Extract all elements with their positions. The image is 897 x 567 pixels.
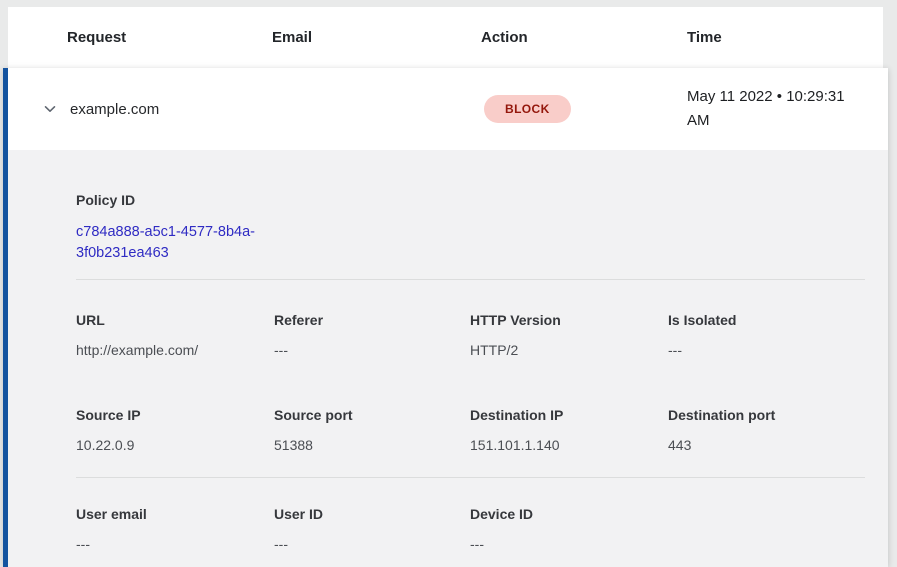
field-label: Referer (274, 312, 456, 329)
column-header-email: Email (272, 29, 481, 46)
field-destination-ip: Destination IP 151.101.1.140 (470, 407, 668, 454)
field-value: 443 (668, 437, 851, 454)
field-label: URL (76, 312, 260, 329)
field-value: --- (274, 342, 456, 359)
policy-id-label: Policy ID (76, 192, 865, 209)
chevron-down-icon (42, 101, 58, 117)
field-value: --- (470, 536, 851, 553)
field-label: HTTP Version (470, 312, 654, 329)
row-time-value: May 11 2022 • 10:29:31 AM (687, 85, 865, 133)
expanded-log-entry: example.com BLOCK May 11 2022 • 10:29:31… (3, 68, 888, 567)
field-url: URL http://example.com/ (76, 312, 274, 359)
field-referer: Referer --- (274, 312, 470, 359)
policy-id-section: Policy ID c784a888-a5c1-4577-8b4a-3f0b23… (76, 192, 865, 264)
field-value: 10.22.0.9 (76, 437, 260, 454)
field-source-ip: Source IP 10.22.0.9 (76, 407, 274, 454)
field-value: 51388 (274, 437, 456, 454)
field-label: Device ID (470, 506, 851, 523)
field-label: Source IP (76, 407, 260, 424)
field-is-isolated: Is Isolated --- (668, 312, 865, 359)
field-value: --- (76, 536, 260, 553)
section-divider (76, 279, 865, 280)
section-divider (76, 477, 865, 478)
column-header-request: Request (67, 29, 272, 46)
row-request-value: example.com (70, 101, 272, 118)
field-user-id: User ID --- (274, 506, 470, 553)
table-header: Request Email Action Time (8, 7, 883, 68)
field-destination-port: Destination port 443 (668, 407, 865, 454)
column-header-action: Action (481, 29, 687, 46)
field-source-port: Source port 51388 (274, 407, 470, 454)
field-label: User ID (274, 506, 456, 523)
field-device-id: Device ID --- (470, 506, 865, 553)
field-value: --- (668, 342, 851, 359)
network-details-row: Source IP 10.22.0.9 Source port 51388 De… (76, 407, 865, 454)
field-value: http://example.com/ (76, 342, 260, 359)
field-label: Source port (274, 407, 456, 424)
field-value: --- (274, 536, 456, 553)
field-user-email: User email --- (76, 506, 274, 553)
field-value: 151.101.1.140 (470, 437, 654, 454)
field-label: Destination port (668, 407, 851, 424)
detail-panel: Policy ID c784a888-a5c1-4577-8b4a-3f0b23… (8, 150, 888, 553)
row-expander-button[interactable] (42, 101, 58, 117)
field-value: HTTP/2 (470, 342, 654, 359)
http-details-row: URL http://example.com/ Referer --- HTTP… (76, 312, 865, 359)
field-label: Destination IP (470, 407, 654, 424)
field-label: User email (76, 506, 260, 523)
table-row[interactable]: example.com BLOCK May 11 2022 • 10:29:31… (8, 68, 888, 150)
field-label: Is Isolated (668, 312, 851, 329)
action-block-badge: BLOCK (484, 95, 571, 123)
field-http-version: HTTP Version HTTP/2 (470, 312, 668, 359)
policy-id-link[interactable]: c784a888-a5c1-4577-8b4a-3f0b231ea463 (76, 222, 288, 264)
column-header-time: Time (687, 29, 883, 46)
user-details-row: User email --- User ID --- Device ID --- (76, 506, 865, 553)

- - - - - - -

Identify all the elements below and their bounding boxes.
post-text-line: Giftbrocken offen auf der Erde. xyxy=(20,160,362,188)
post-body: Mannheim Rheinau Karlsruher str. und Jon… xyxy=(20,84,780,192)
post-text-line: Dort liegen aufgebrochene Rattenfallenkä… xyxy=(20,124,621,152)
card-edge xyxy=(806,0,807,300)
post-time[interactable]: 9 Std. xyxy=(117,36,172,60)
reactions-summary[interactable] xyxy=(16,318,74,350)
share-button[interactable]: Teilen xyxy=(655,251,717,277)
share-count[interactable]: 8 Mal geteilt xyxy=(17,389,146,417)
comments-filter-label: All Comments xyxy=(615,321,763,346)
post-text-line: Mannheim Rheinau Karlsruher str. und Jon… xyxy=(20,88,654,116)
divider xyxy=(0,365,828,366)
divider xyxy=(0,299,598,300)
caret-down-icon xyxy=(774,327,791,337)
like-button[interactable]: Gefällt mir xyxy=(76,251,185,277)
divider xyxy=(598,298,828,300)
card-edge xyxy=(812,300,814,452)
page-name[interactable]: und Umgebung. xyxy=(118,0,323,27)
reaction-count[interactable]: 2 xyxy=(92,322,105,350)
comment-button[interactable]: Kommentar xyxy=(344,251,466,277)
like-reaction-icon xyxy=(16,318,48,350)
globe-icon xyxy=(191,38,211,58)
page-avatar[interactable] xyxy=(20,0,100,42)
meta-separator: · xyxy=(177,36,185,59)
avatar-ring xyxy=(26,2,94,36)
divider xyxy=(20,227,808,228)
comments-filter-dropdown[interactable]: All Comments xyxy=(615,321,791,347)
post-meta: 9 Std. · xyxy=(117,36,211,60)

- - - - - - -

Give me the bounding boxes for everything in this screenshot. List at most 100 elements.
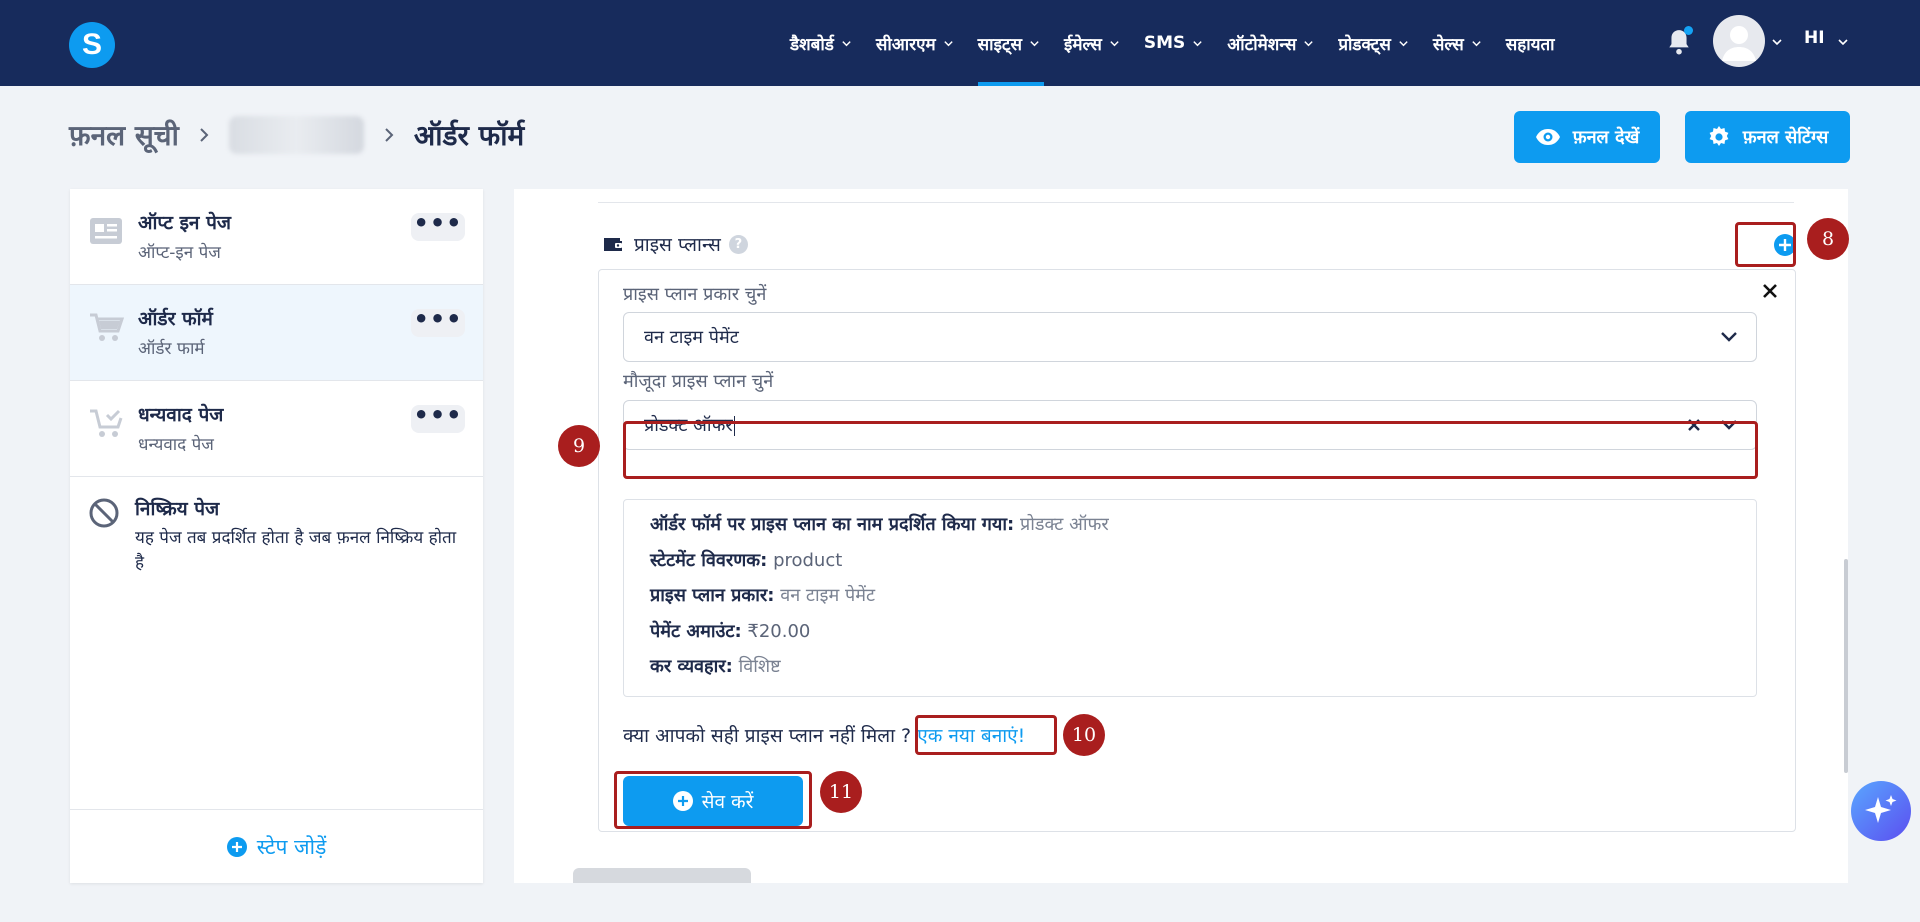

- - - - - - -

=== Problem to solve ===
Could you convert the items into a two-column CSV with the columns "prompt" and "response", one row per item, each value in a single quoted field with line breaks replaced by spaces? Begin at the line that has "Extract all elements", stop after the line that has "row-request-value: example.com (70, 101, 272, 118)", and omit the picture.

=== Reply ===
prompt,response
"Extract all elements with their positions. The image is 897 x 567 pixels.","field-label: Referer (274, 312, 456, 329) column-header-email: Email (272, 29, 481, 46) field-destination-ip: Destination IP 151.101.1.140 (470, 407, 668, 454) field-value: 443 (668, 437, 851, 454) field-label: URL (76, 312, 260, 329) field-value: --- (274, 342, 456, 359) policy-id-label: Policy ID (76, 192, 865, 209) chevron-down-icon (42, 101, 58, 117) field-value: --- (470, 536, 851, 553) field-label: HTTP Version (470, 312, 654, 329) row-time-value: May 11 2022 • 10:29:31 AM (687, 85, 865, 133) expanded-log-entry: example.com BLOCK May 11 2022 • 10:29:31… (3, 68, 888, 567) field-url: URL http://example.com/ (76, 312, 274, 359) field-referer: Referer --- (274, 312, 470, 359) policy-id-section: Policy ID c784a888-a5c1-4577-8b4a-3f0b23… (76, 192, 865, 264) field-value: 10.22.0.9 (76, 437, 260, 454) field-source-ip: Source IP 10.22.0.9 (76, 407, 274, 454) field-value: 51388 (274, 437, 456, 454) field-label: Device ID (470, 506, 851, 523) field-label: Source IP (76, 407, 260, 424) field-is-isolated: Is Isolated --- (668, 312, 865, 359) field-value: --- (76, 536, 260, 553) section-divider (76, 279, 865, 280) section-divider (76, 477, 865, 478) column-header-request: Request (67, 29, 272, 46) row-request-value: example.com (70, 101, 272, 118)"